_Work required:_
Please copy out all of the material below line for line, leaving the pictures out of your answer.

Records taken from a collection:
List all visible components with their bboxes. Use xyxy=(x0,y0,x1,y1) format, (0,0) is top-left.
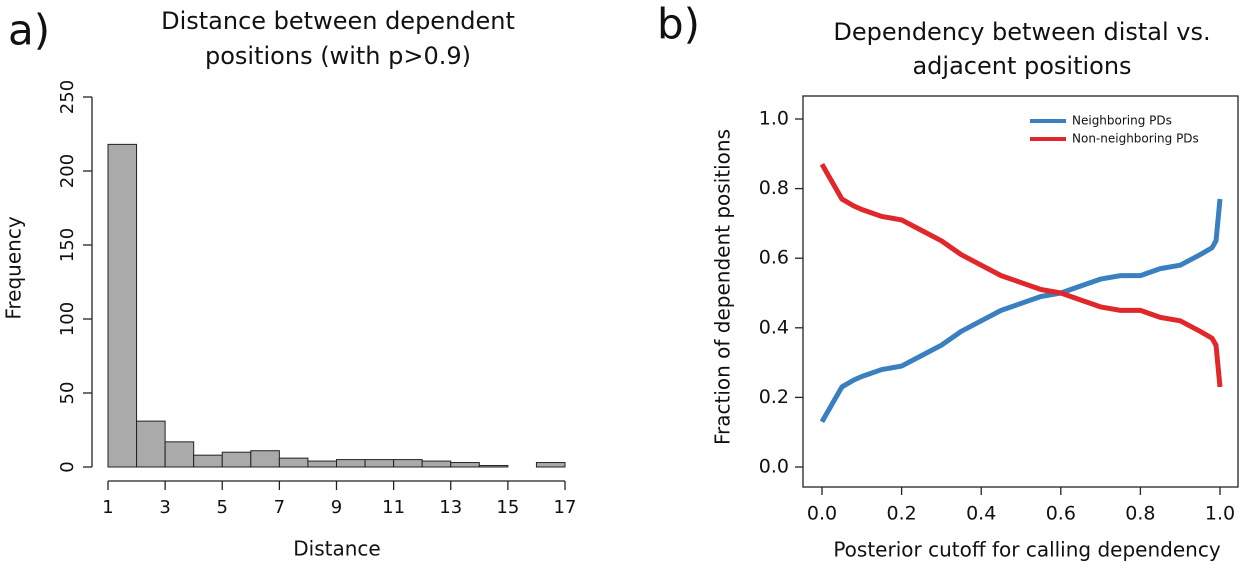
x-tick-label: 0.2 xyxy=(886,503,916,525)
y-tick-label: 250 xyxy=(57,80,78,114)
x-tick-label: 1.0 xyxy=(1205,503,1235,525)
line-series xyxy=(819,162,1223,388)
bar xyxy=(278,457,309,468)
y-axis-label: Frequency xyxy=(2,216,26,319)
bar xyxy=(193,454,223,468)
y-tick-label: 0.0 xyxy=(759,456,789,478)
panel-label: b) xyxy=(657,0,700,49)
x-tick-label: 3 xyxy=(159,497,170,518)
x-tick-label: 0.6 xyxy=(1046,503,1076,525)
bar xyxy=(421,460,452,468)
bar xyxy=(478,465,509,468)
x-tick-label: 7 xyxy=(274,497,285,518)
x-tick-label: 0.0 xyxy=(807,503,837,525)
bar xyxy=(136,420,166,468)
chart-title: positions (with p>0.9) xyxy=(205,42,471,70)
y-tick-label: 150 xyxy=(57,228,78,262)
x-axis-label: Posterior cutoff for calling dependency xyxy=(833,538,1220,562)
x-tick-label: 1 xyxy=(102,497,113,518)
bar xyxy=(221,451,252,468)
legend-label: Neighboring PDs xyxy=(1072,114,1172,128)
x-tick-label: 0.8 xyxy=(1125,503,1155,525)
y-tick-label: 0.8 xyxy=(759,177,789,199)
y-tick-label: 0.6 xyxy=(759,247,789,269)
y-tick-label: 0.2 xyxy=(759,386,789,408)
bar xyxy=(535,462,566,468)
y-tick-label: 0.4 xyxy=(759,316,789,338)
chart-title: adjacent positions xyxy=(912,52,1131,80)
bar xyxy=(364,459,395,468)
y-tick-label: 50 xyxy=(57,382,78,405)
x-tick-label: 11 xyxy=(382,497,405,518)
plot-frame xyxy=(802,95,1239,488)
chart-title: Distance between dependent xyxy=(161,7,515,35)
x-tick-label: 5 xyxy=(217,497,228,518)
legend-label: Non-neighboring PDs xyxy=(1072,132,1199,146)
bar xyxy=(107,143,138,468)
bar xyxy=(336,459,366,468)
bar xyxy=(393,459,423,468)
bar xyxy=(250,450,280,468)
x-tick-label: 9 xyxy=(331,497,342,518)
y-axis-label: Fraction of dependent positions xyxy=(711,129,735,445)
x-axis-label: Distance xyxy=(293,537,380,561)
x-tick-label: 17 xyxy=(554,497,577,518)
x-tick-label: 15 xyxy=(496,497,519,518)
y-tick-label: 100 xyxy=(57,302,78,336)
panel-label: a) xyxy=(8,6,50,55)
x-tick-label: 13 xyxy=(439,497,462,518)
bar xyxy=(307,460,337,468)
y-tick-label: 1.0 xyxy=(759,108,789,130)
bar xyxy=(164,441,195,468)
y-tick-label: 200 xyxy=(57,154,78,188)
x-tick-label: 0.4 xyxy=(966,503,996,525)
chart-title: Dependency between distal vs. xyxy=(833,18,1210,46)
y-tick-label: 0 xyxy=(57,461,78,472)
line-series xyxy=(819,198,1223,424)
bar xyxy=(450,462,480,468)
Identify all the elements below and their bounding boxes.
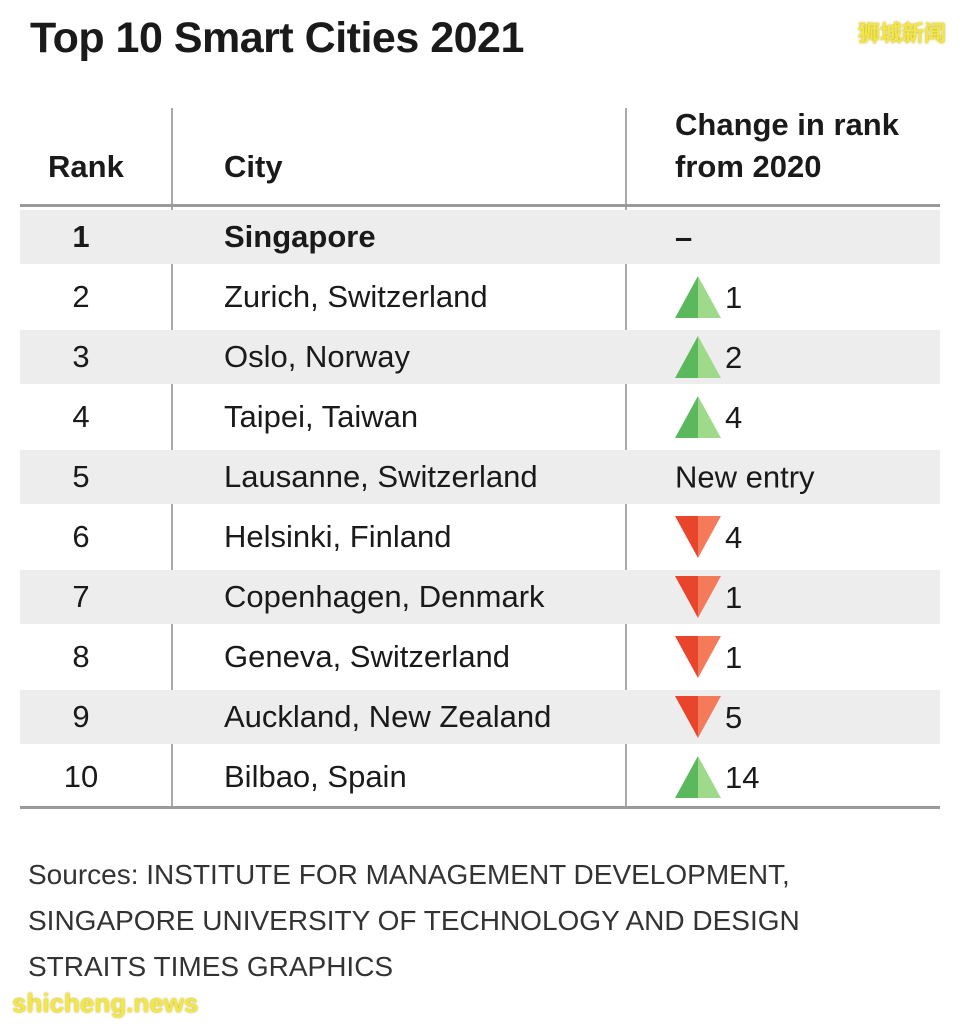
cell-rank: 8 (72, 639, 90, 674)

_Completed task:_
List all visible components with their bboxes. Use xyxy=(x0,y0,x1,y1) format, (0,0) is top-left.
x-tick-label: 0.2 xyxy=(886,503,916,525)
y-tick-label: 250 xyxy=(57,80,78,114)
x-tick-label: 1.0 xyxy=(1205,503,1235,525)
line-series xyxy=(819,162,1223,388)
bar xyxy=(278,457,309,468)
y-axis-label: Frequency xyxy=(2,216,26,319)
bar xyxy=(193,454,223,468)
y-tick-label: 0.0 xyxy=(759,456,789,478)
panel-label: b) xyxy=(657,0,700,49)
x-tick-label: 3 xyxy=(159,497,170,518)
x-tick-label: 0.6 xyxy=(1046,503,1076,525)
bar xyxy=(421,460,452,468)
bar xyxy=(478,465,509,468)
x-tick-label: 7 xyxy=(274,497,285,518)
x-tick-label: 0.0 xyxy=(807,503,837,525)
bar xyxy=(136,420,166,468)
chart-title: positions (with p>0.9) xyxy=(205,42,471,70)
y-tick-label: 150 xyxy=(57,228,78,262)
x-axis-label: Posterior cutoff for calling dependency xyxy=(833,538,1220,562)
x-tick-label: 1 xyxy=(102,497,113,518)
bar xyxy=(221,451,252,468)
legend-label: Neighboring PDs xyxy=(1072,114,1172,128)
x-tick-label: 0.8 xyxy=(1125,503,1155,525)
y-tick-label: 0.8 xyxy=(759,177,789,199)
y-tick-label: 0.6 xyxy=(759,247,789,269)
y-tick-label: 0.2 xyxy=(759,386,789,408)
bar xyxy=(535,462,566,468)
y-tick-label: 0.4 xyxy=(759,316,789,338)
chart-title: adjacent positions xyxy=(912,52,1131,80)
bar xyxy=(364,459,395,468)
y-tick-label: 50 xyxy=(57,382,78,405)
x-tick-label: 11 xyxy=(382,497,405,518)
plot-frame xyxy=(802,95,1239,488)
chart-title: Distance between dependent xyxy=(161,7,515,35)
x-tick-label: 5 xyxy=(217,497,228,518)
legend-label: Non-neighboring PDs xyxy=(1072,132,1199,146)
bar xyxy=(107,143,138,468)
bar xyxy=(336,459,366,468)
bar xyxy=(393,459,423,468)
bar xyxy=(250,450,280,468)
x-tick-label: 9 xyxy=(331,497,342,518)
y-axis-label: Fraction of dependent positions xyxy=(711,129,735,445)
x-axis-label: Distance xyxy=(293,537,380,561)
x-tick-label: 17 xyxy=(554,497,577,518)
x-tick-label: 15 xyxy=(496,497,519,518)
y-tick-label: 100 xyxy=(57,302,78,336)
panel-label: a) xyxy=(8,6,50,55)
x-tick-label: 13 xyxy=(439,497,462,518)
bar xyxy=(307,460,337,468)
y-tick-label: 1.0 xyxy=(759,108,789,130)
bar xyxy=(164,441,195,468)
y-tick-label: 200 xyxy=(57,154,78,188)
x-tick-label: 0.4 xyxy=(966,503,996,525)
chart-title: Dependency between distal vs. xyxy=(833,18,1210,46)
y-tick-label: 0 xyxy=(57,461,78,472)
line-series xyxy=(819,198,1223,424)
bar xyxy=(450,462,480,468)
Identify all the elements below and their bounding boxes.
cell-rank: 8 (72, 639, 90, 674)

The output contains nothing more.